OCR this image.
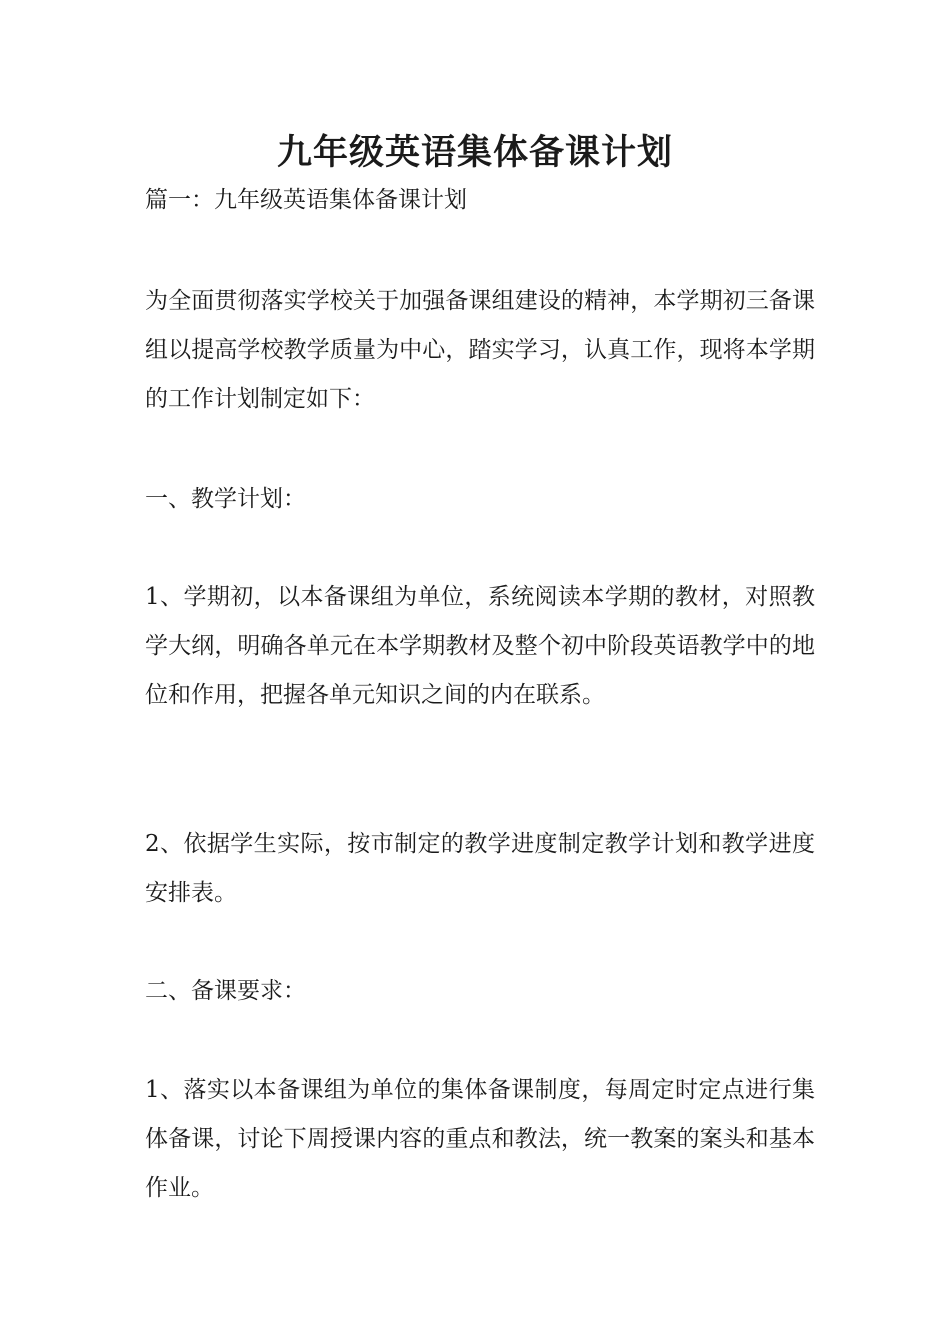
九年级英语集体备课计划
篇一：九年级英语集体备课计划

为全面贯彻落实学校关于加强备课组建设的精神，本学期初三备课组以提高学校教学质量为中心，踏实学习，认真工作，现将本学期的工作计划制定如下：

一、教学计划：

1、学期初，以本备课组为单位，系统阅读本学期的教材，对照教学大纲，明确各单元在本学期教材及整个初中阶段英语教学中的地位和作用，把握各单元知识之间的内在联系。

2、依据学生实际，按市制定的教学进度制定教学计划和教学进度安排表。

二、备课要求：

1、落实以本备课组为单位的集体备课制度，每周定时定点进行集体备课，讨论下周授课内容的重点和教法，统一教案的案头和基本作业。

⁂

**WHAT THE TASK ASKS**
Return each line from the material above exactly, but not the pictures.

**CORRECT ANSWER**
OCR this image.
九年级英语集体备课计划
篇一：九年级英语集体备课计划

为全面贯彻落实学校关于加强备课组建设的精神，本学期初三备课组以提高学校教学质量为中心，踏实学习，认真工作，现将本学期的工作计划制定如下：

一、教学计划：

1、学期初，以本备课组为单位，系统阅读本学期的教材，对照教学大纲，明确各单元在本学期教材及整个初中阶段英语教学中的地位和作用，把握各单元知识之间的内在联系。

2、依据学生实际，按市制定的教学进度制定教学计划和教学进度安排表。

二、备课要求：

1、落实以本备课组为单位的集体备课制度，每周定时定点进行集体备课，讨论下周授课内容的重点和教法，统一教案的案头和基本作业。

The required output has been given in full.